> [SHORT TASK] Please copy out every one of the lines below word for word, keeping them in their original order.

::::::

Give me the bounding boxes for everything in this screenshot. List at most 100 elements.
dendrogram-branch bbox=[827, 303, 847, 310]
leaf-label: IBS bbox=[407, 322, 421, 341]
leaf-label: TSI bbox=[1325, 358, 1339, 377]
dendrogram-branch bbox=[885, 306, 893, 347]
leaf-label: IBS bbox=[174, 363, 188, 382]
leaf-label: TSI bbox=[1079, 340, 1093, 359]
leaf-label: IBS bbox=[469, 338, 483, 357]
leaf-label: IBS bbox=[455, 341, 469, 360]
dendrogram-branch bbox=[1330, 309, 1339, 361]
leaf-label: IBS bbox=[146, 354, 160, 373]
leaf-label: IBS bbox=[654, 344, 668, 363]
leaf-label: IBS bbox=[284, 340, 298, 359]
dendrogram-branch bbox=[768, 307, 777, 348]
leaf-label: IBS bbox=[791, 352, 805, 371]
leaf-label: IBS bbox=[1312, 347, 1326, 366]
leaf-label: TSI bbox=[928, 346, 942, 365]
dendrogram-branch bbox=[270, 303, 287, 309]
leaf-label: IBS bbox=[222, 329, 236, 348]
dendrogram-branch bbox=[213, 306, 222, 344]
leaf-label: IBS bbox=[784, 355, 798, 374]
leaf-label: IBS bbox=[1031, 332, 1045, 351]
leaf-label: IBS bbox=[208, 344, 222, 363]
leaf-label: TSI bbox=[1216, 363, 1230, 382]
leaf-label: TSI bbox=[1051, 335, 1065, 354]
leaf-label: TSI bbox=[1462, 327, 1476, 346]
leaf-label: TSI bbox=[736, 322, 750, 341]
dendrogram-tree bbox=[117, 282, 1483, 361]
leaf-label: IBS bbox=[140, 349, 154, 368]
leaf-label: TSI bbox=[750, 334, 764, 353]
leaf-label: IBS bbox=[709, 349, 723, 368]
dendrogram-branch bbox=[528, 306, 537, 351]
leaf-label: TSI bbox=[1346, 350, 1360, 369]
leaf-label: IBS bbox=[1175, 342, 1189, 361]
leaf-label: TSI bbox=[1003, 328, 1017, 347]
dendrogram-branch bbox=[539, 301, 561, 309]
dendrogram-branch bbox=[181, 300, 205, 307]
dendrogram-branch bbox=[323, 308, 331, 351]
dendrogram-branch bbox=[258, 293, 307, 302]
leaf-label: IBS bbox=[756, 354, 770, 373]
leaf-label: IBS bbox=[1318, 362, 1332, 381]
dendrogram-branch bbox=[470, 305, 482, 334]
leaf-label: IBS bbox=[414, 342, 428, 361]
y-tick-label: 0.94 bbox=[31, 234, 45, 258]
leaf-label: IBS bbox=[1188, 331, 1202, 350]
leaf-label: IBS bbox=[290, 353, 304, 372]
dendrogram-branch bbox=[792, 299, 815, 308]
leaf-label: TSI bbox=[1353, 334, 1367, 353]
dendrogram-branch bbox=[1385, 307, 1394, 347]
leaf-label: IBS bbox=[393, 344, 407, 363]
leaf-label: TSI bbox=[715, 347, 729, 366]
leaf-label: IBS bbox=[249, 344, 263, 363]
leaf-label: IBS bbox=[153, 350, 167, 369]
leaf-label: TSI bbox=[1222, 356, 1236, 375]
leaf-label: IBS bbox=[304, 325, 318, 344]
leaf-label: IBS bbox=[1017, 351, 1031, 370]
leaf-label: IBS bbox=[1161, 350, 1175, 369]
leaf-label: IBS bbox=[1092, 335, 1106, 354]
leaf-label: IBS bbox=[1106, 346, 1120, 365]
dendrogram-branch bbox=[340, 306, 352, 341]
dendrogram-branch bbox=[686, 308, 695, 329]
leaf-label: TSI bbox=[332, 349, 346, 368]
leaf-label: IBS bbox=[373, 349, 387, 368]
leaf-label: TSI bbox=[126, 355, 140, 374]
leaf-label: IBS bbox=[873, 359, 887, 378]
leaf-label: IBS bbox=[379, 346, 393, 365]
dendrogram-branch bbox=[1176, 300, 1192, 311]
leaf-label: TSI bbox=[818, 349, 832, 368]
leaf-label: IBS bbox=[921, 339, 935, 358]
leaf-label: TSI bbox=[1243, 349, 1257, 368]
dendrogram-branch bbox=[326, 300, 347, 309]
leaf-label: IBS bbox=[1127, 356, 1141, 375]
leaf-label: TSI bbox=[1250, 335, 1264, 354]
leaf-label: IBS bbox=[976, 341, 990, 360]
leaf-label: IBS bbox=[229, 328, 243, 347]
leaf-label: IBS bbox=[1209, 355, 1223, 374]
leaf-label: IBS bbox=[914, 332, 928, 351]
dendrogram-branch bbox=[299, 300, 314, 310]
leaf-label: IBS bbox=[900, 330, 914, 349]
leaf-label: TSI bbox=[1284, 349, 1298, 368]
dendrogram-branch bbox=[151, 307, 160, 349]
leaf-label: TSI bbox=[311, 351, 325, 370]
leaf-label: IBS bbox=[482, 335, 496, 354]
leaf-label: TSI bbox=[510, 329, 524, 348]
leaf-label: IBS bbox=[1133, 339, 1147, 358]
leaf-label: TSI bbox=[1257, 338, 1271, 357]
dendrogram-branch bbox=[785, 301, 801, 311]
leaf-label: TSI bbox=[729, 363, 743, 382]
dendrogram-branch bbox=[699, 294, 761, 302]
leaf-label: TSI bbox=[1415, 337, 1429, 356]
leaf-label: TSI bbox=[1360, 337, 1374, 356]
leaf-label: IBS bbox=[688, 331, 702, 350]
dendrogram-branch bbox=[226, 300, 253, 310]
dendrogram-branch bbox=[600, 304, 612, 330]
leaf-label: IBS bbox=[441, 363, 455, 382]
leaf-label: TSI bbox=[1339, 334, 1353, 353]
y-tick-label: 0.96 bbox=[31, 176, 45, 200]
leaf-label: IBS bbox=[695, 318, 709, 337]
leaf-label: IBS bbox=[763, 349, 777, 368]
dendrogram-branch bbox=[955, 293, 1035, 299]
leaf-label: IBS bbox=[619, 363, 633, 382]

::::::

> [OUTPUT FOR THIS TASK]
Give me the bounding boxes for everything in this screenshot. List at most 100 elements.
dendrogram-branch bbox=[827, 303, 847, 310]
leaf-label: IBS bbox=[407, 322, 421, 341]
leaf-label: TSI bbox=[1325, 358, 1339, 377]
dendrogram-branch bbox=[885, 306, 893, 347]
leaf-label: IBS bbox=[174, 363, 188, 382]
leaf-label: TSI bbox=[1079, 340, 1093, 359]
leaf-label: IBS bbox=[469, 338, 483, 357]
leaf-label: IBS bbox=[455, 341, 469, 360]
dendrogram-branch bbox=[1330, 309, 1339, 361]
leaf-label: IBS bbox=[146, 354, 160, 373]
leaf-label: IBS bbox=[654, 344, 668, 363]
leaf-label: IBS bbox=[284, 340, 298, 359]
dendrogram-branch bbox=[768, 307, 777, 348]
leaf-label: IBS bbox=[791, 352, 805, 371]
leaf-label: IBS bbox=[1312, 347, 1326, 366]
leaf-label: TSI bbox=[928, 346, 942, 365]
dendrogram-branch bbox=[270, 303, 287, 309]
leaf-label: IBS bbox=[222, 329, 236, 348]
dendrogram-branch bbox=[213, 306, 222, 344]
leaf-label: IBS bbox=[784, 355, 798, 374]
leaf-label: IBS bbox=[1031, 332, 1045, 351]
leaf-label: IBS bbox=[208, 344, 222, 363]
leaf-label: TSI bbox=[1216, 363, 1230, 382]
leaf-label: TSI bbox=[1051, 335, 1065, 354]
leaf-label: TSI bbox=[1462, 327, 1476, 346]
leaf-label: TSI bbox=[736, 322, 750, 341]
dendrogram-tree bbox=[117, 282, 1483, 361]
leaf-label: IBS bbox=[140, 349, 154, 368]
leaf-label: TSI bbox=[750, 334, 764, 353]
leaf-label: IBS bbox=[709, 349, 723, 368]
dendrogram-branch bbox=[528, 306, 537, 351]
leaf-label: TSI bbox=[1346, 350, 1360, 369]
leaf-label: IBS bbox=[1175, 342, 1189, 361]
leaf-label: TSI bbox=[1003, 328, 1017, 347]
dendrogram-branch bbox=[539, 301, 561, 309]
dendrogram-branch bbox=[181, 300, 205, 307]
dendrogram-branch bbox=[323, 308, 331, 351]
dendrogram-branch bbox=[258, 293, 307, 302]
leaf-label: IBS bbox=[756, 354, 770, 373]
leaf-label: IBS bbox=[1318, 362, 1332, 381]
dendrogram-branch bbox=[470, 305, 482, 334]
leaf-label: IBS bbox=[414, 342, 428, 361]
y-tick-label: 0.94 bbox=[31, 234, 45, 258]
leaf-label: IBS bbox=[1188, 331, 1202, 350]
leaf-label: IBS bbox=[290, 353, 304, 372]
dendrogram-branch bbox=[792, 299, 815, 308]
leaf-label: TSI bbox=[1353, 334, 1367, 353]
dendrogram-branch bbox=[1385, 307, 1394, 347]
leaf-label: IBS bbox=[393, 344, 407, 363]
leaf-label: TSI bbox=[715, 347, 729, 366]
leaf-label: IBS bbox=[249, 344, 263, 363]
leaf-label: IBS bbox=[153, 350, 167, 369]
leaf-label: TSI bbox=[1222, 356, 1236, 375]
leaf-label: IBS bbox=[304, 325, 318, 344]
leaf-label: IBS bbox=[1017, 351, 1031, 370]
leaf-label: IBS bbox=[1161, 350, 1175, 369]
leaf-label: IBS bbox=[1092, 335, 1106, 354]
leaf-label: IBS bbox=[1106, 346, 1120, 365]
dendrogram-branch bbox=[340, 306, 352, 341]
dendrogram-branch bbox=[686, 308, 695, 329]
leaf-label: TSI bbox=[332, 349, 346, 368]
leaf-label: IBS bbox=[373, 349, 387, 368]
leaf-label: TSI bbox=[126, 355, 140, 374]
leaf-label: IBS bbox=[873, 359, 887, 378]
leaf-label: IBS bbox=[379, 346, 393, 365]
dendrogram-branch bbox=[1176, 300, 1192, 311]
leaf-label: TSI bbox=[818, 349, 832, 368]
leaf-label: IBS bbox=[921, 339, 935, 358]
leaf-label: TSI bbox=[1243, 349, 1257, 368]
dendrogram-branch bbox=[326, 300, 347, 309]
leaf-label: IBS bbox=[1127, 356, 1141, 375]
leaf-label: TSI bbox=[1250, 335, 1264, 354]
leaf-label: IBS bbox=[976, 341, 990, 360]
leaf-label: IBS bbox=[229, 328, 243, 347]
leaf-label: IBS bbox=[1209, 355, 1223, 374]
leaf-label: IBS bbox=[914, 332, 928, 351]
dendrogram-branch bbox=[299, 300, 314, 310]
leaf-label: IBS bbox=[900, 330, 914, 349]
leaf-label: TSI bbox=[1284, 349, 1298, 368]
dendrogram-branch bbox=[151, 307, 160, 349]
leaf-label: TSI bbox=[311, 351, 325, 370]
leaf-label: IBS bbox=[482, 335, 496, 354]
leaf-label: TSI bbox=[510, 329, 524, 348]
leaf-label: IBS bbox=[1133, 339, 1147, 358]
leaf-label: TSI bbox=[1257, 338, 1271, 357]
dendrogram-branch bbox=[785, 301, 801, 311]
leaf-label: TSI bbox=[729, 363, 743, 382]
dendrogram-branch bbox=[699, 294, 761, 302]
leaf-label: TSI bbox=[1415, 337, 1429, 356]
leaf-label: TSI bbox=[1360, 337, 1374, 356]
leaf-label: IBS bbox=[688, 331, 702, 350]
dendrogram-branch bbox=[226, 300, 253, 310]
dendrogram-branch bbox=[600, 304, 612, 330]
leaf-label: IBS bbox=[441, 363, 455, 382]
leaf-label: TSI bbox=[1339, 334, 1353, 353]
y-tick-label: 0.96 bbox=[31, 176, 45, 200]
leaf-label: IBS bbox=[695, 318, 709, 337]
leaf-label: IBS bbox=[763, 349, 777, 368]
dendrogram-branch bbox=[955, 293, 1035, 299]
leaf-label: IBS bbox=[619, 363, 633, 382]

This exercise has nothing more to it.